WHAT TO WORK ON
Report every line in the listing that contains the string "Hydration".

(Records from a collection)
☆ ☆ ☆ ☆
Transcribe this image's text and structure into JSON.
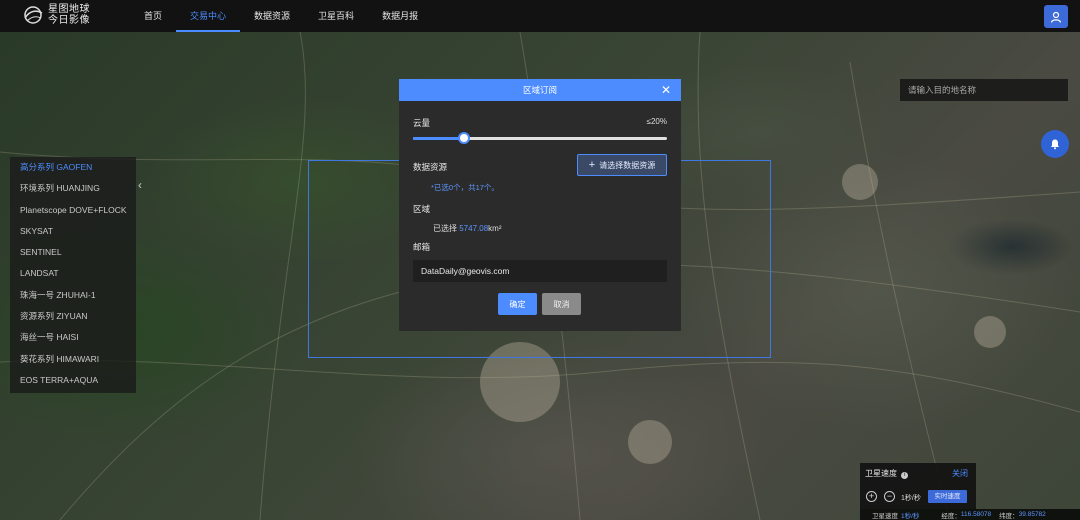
{
  "header": {
    "logo_line1": "星图地球",
    "logo_line2": "今日影像",
    "nav": [
      {
        "label": "首页",
        "active": false
      },
      {
        "label": "交易中心",
        "active": true
      },
      {
        "label": "数据资源",
        "active": false
      },
      {
        "label": "卫星百科",
        "active": false
      },
      {
        "label": "数据月报",
        "active": false
      }
    ]
  },
  "sidebar": {
    "items": [
      {
        "label": "高分系列 GAOFEN",
        "active": true
      },
      {
        "label": "环境系列 HUANJING",
        "active": false
      },
      {
        "label": "Planetscope DOVE+FLOCK",
        "active": false
      },
      {
        "label": "SKYSAT",
        "active": false
      },
      {
        "label": "SENTINEL",
        "active": false
      },
      {
        "label": "LANDSAT",
        "active": false
      },
      {
        "label": "珠海一号 ZHUHAI-1",
        "active": false
      },
      {
        "label": "资源系列 ZIYUAN",
        "active": false
      },
      {
        "label": "海丝一号 HAISI",
        "active": false
      },
      {
        "label": "葵花系列 HIMAWARI",
        "active": false
      },
      {
        "label": "EOS TERRA+AQUA",
        "active": false
      }
    ]
  },
  "search": {
    "placeholder": "请输入目的地名称"
  },
  "dialog": {
    "title": "区域订阅",
    "cloud_label": "云量",
    "cloud_value": "≤20%",
    "cloud_fraction": 0.2,
    "data_source_label": "数据资源",
    "pick_button": "请选择数据资源",
    "hint": "*已选0个，共17个。",
    "area_label": "区域",
    "area_prefix": "已选择",
    "area_value": "5747.08",
    "area_unit": "km²",
    "email_label": "邮箱",
    "email_value": "DataDaily@geovis.com",
    "ok_label": "确定",
    "cancel_label": "取消"
  },
  "sat_panel": {
    "title": "卫星速度",
    "close_label": "关闭",
    "speed": "1秒/秒",
    "realtime_button": "实时速度"
  },
  "status": {
    "sat_speed_label": "卫星速度",
    "sat_speed_value": "1秒/秒",
    "lon_label": "经度：",
    "lon_value": "116.58078",
    "lat_label": "纬度：",
    "lat_value": "39.85782"
  },
  "colors": {
    "accent": "#4d8cff",
    "topbar": "#121212",
    "dialog_bg": "#2b2b2b"
  }
}
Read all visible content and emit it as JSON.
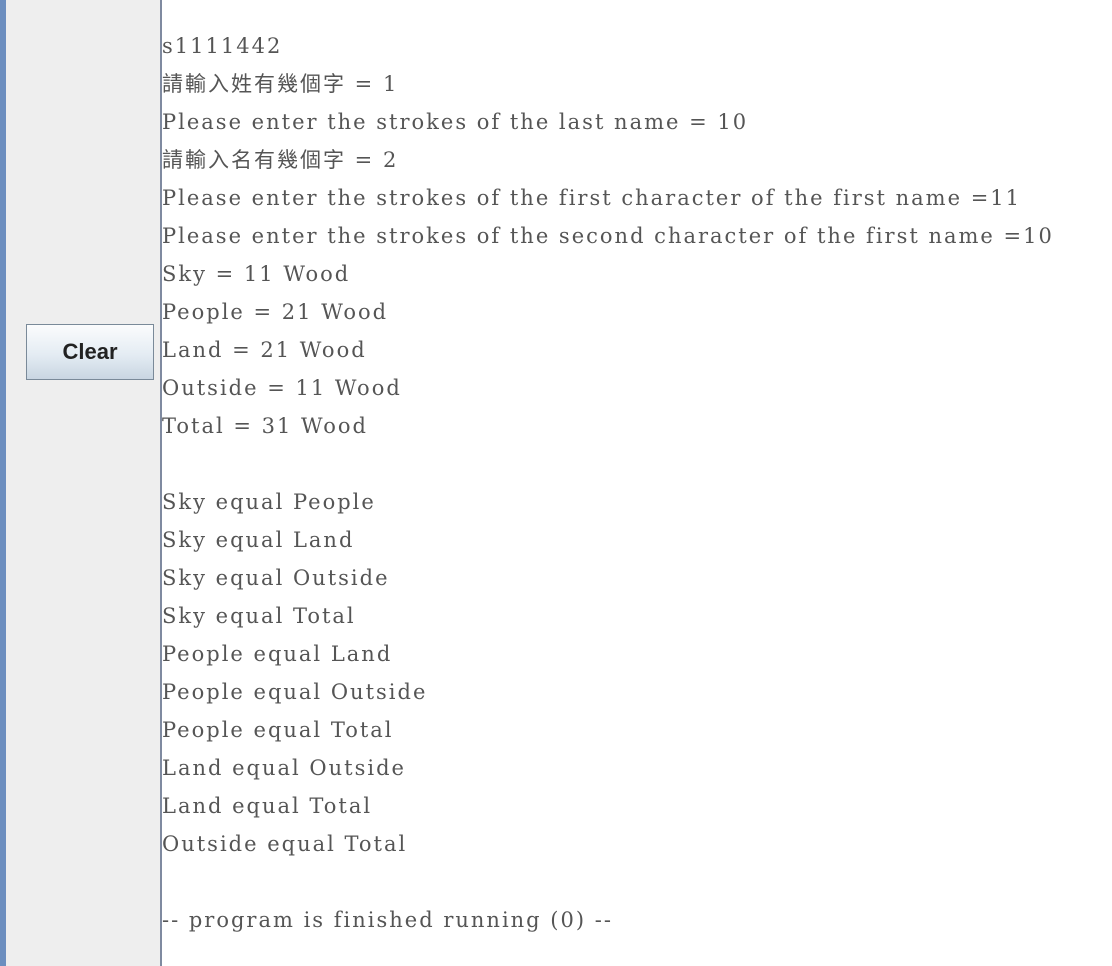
{
  "side_panel": {
    "clear_button_label": "Clear"
  },
  "console": {
    "lines": [
      "s1111442",
      "請輸入姓有幾個字 = 1",
      "Please enter the strokes of the last name = 10",
      "請輸入名有幾個字 = 2",
      "Please enter the strokes of the first character of the first name =11",
      "Please enter the strokes of the second character of the first name =10",
      "Sky = 11 Wood",
      "People = 21 Wood",
      "Land = 21 Wood",
      "Outside = 11 Wood",
      "Total = 31 Wood",
      "",
      "Sky equal People",
      "Sky equal Land",
      "Sky equal Outside",
      "Sky equal Total",
      "People equal Land",
      "People equal Outside",
      "People equal Total",
      "Land equal Outside",
      "Land equal Total",
      "Outside equal Total",
      "",
      "-- program is finished running (0) --"
    ]
  }
}
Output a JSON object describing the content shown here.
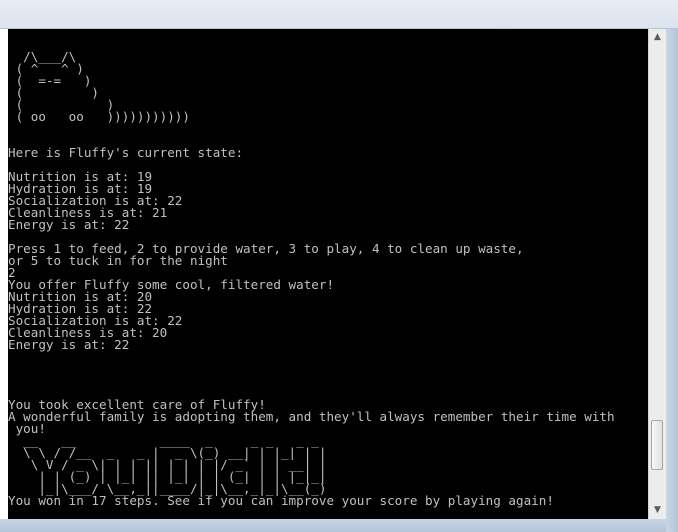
{
  "console": {
    "lines": [
      "  /\\___/\\",
      " ( ^   ^ )",
      " (  =-=   )",
      " (         )",
      " (           )",
      " ( oo   oo   )))))))))))",
      "",
      "",
      "Here is Fluffy's current state:",
      "",
      "Nutrition is at: 19",
      "Hydration is at: 19",
      "Socialization is at: 22",
      "Cleanliness is at: 21",
      "Energy is at: 22",
      "",
      "Press 1 to feed, 2 to provide water, 3 to play, 4 to clean up waste,",
      "or 5 to tuck in for the night",
      "2",
      "You offer Fluffy some cool, filtered water!",
      "Nutrition is at: 20",
      "Hydration is at: 22",
      "Socialization is at: 22",
      "Cleanliness is at: 20",
      "Energy is at: 22",
      "",
      "",
      "",
      "",
      "You took excellent care of Fluffy!",
      "A wonderful family is adopting them, and they'll always remember their time with",
      " you!",
      "  __   __           ____  _     _ _   _ _",
      "  \\ \\ / /__  _   _ |  _ \\(_) __| | |_| | |",
      "   \\ V / _ \\| | | || | | | |/ _` | | __| |",
      "    | | (_) | |_| || |_| | | (_| | | |_|_|",
      "    |_|\\___/ \\__,_||____/|_|\\__,_|_|\\__(_)",
      "You won in 17 steps. See if you can improve your score by playing again!"
    ]
  },
  "scrollbar": {
    "up_glyph": "▲",
    "down_glyph": "▼",
    "position": 0.92
  }
}
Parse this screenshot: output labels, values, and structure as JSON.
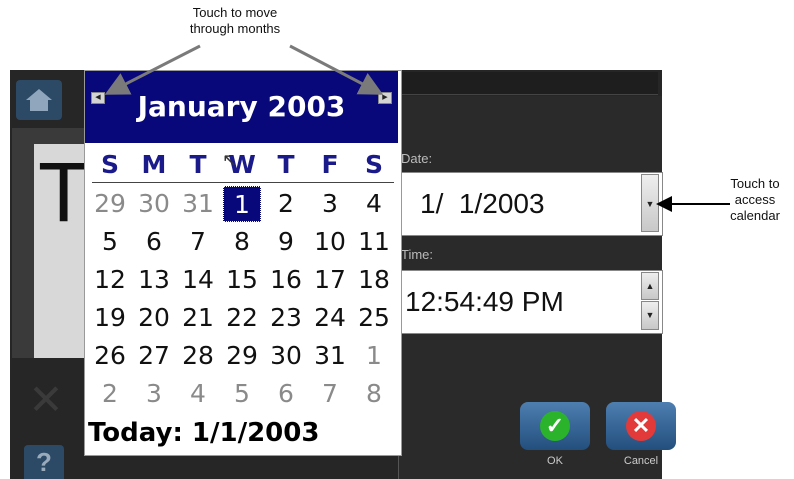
{
  "annotations": {
    "months_hint_line1": "Touch to move",
    "months_hint_line2": "through months",
    "calendar_hint_line1": "Touch to",
    "calendar_hint_line2": "access",
    "calendar_hint_line3": "calendar"
  },
  "calendar": {
    "title": "January 2003",
    "weekdays": [
      "S",
      "M",
      "T",
      "W",
      "T",
      "F",
      "S"
    ],
    "weeks": [
      [
        "29",
        "30",
        "31",
        "1",
        "2",
        "3",
        "4"
      ],
      [
        "5",
        "6",
        "7",
        "8",
        "9",
        "10",
        "11"
      ],
      [
        "12",
        "13",
        "14",
        "15",
        "16",
        "17",
        "18"
      ],
      [
        "19",
        "20",
        "21",
        "22",
        "23",
        "24",
        "25"
      ],
      [
        "26",
        "27",
        "28",
        "29",
        "30",
        "31",
        "1"
      ],
      [
        "2",
        "3",
        "4",
        "5",
        "6",
        "7",
        "8"
      ]
    ],
    "today_label": "Today: 1/1/2003"
  },
  "dialog": {
    "date_label": "Date:",
    "date_value": "1/  1/2003",
    "time_label": "Time:",
    "time_value": "12:54:49 PM",
    "ok_label": "OK",
    "cancel_label": "Cancel"
  },
  "colors": {
    "calendar_header": "#08087a",
    "weekday_text": "#1a1a8a",
    "ok_circle": "#2bb32b",
    "cancel_circle": "#e23a3a"
  }
}
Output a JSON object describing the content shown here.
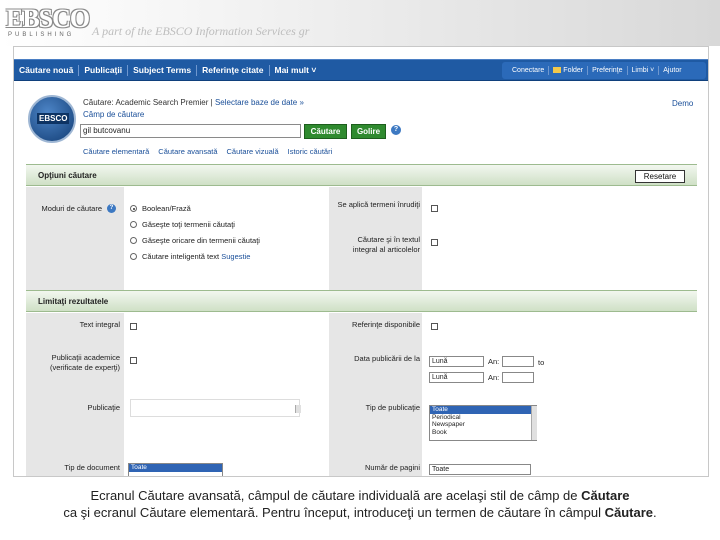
{
  "banner": {
    "logo": "EBSCO",
    "logo_sub": "PUBLISHING",
    "tagline": "A part of the EBSCO Information Services gr"
  },
  "navbar": {
    "items": [
      "Căutare nouă",
      "Publicaţii",
      "Subject Terms",
      "Referinţe citate",
      "Mai mult ˅"
    ],
    "right_items": [
      "Conectare",
      "Folder",
      "Preferinţe",
      "Limbi ˅",
      "Ajutor"
    ]
  },
  "search": {
    "db_logo": "EBSCO",
    "search_in_prefix": "Căutare: Academic Search Premier",
    "choose_db_link": "Selectare baze de date »",
    "select_field": "Câmp de căutare",
    "query": "gil butcovanu",
    "search_button": "Căutare",
    "clear_button": "Golire",
    "help_icon": "?",
    "demo_link": "Demo",
    "sublinks": [
      "Căutare elementară",
      "Căutare avansată",
      "Căutare vizuală",
      "Istoric căutări"
    ]
  },
  "options": {
    "title": "Opţiuni căutare",
    "reset_button": "Resetare",
    "mode_label": "Moduri de căutare",
    "modes": [
      "Boolean/Frază",
      "Găseşte toţi termenii căutaţi",
      "Găseşte oricare din termenii căutaţi",
      "Căutare inteligentă text"
    ],
    "suggestion_link": "Sugestie",
    "selected_mode_index": 0,
    "related_terms_label": "Se aplică termeni înrudiţi",
    "fulltext_search_label": "Căutare şi în textul integral al articolelor"
  },
  "limits": {
    "title": "Limitaţi rezultatele",
    "full_text_label": "Text integral",
    "references_label": "Referinţe disponibile",
    "scholarly_label": "Publicaţii academice (verificate de experţi)",
    "pub_date_label": "Data publicării de la",
    "month_placeholder": "Lună",
    "year_placeholder": "An:",
    "to_label": "to",
    "publication_label": "Publicaţie",
    "pub_type_label": "Tip de publicaţie",
    "pub_types": [
      "Toate",
      "Periodical",
      "Newspaper",
      "Book"
    ],
    "doc_type_label": "Tip de document",
    "doc_type_value": "Toate",
    "pages_label": "Număr de pagini",
    "pages_value": "Toate"
  },
  "caption": {
    "line1_prefix": "Ecranul Căutare avansată, câmpul de căutare individuală are acelaşi stil de câmp de ",
    "line1_bold": "Căutare",
    "line2_prefix": "ca şi ecranul Căutare elementară. Pentru început, introduceţi un termen de căutare în câmpul ",
    "line2_bold": "Căutare",
    "line2_suffix": "."
  },
  "colors": {
    "nav_blue": "#1f5aa3",
    "button_green": "#2f8a2f",
    "section_header_green": "#cfe0c6",
    "link_blue": "#1a4f99"
  }
}
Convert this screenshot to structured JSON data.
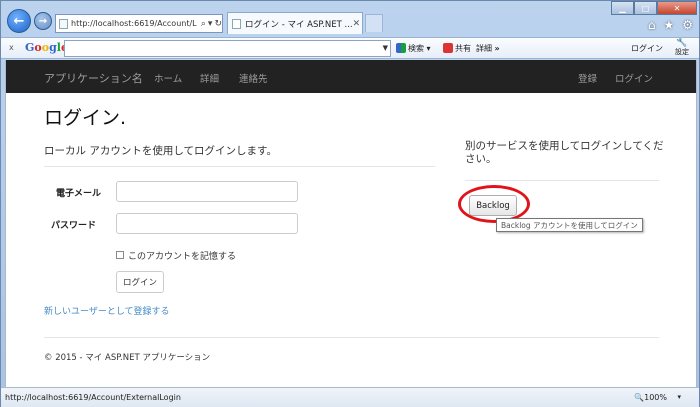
{
  "browser": {
    "address_url": "http://localhost:6619/Account/L",
    "tab_title": "ログイン - マイ ASP.NET ...",
    "status_url": "http://localhost:6619/Account/ExternalLogin",
    "zoom": "100%"
  },
  "google_toolbar": {
    "close": "x",
    "logo": "Google",
    "search_value": "",
    "search_label": "検索",
    "share_label": "共有",
    "details_label": "詳細",
    "more": "»",
    "login_label": "ログイン",
    "settings_label": "設定"
  },
  "app_nav": {
    "brand": "アプリケーション名",
    "links": [
      "ホーム",
      "詳細",
      "連絡先"
    ],
    "register": "登録",
    "login": "ログイン"
  },
  "page": {
    "title": "ログイン.",
    "local_heading": "ローカル アカウントを使用してログインします。",
    "email_label": "電子メール",
    "password_label": "パスワード",
    "email_value": "",
    "password_value": "",
    "remember_label": "このアカウントを記憶する",
    "login_button": "ログイン",
    "register_link": "新しいユーザーとして登録する",
    "external_heading": "別のサービスを使用してログインしてください。",
    "backlog_button": "Backlog",
    "backlog_tooltip": "Backlog アカウントを使用してログイン",
    "footer": "© 2015 - マイ ASP.NET アプリケーション"
  },
  "colors": {
    "navbar": "#222222",
    "link": "#428bca",
    "highlight_circle": "#e0131a"
  }
}
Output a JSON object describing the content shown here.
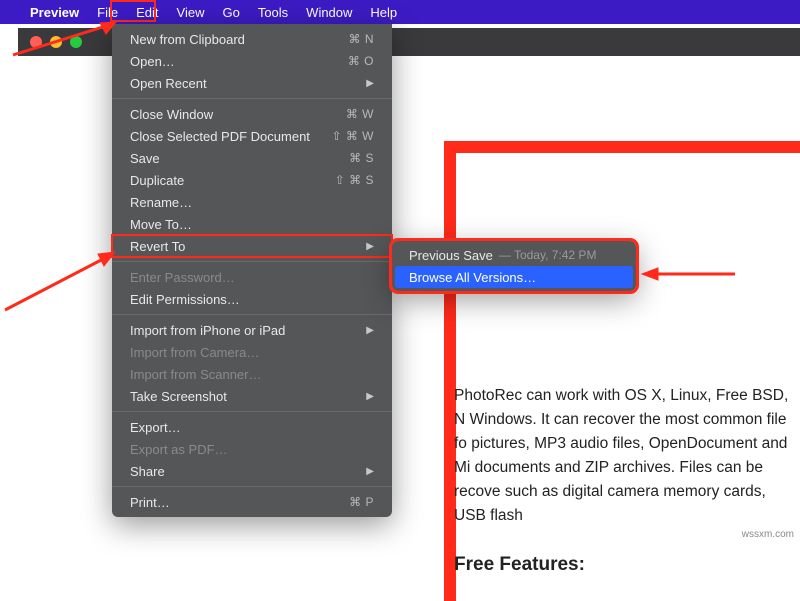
☆ ☆ ☆ ☆
ANSWER TO THE PROBLEM
      "Hydration is at: 19",
      "Hydration is at: 22",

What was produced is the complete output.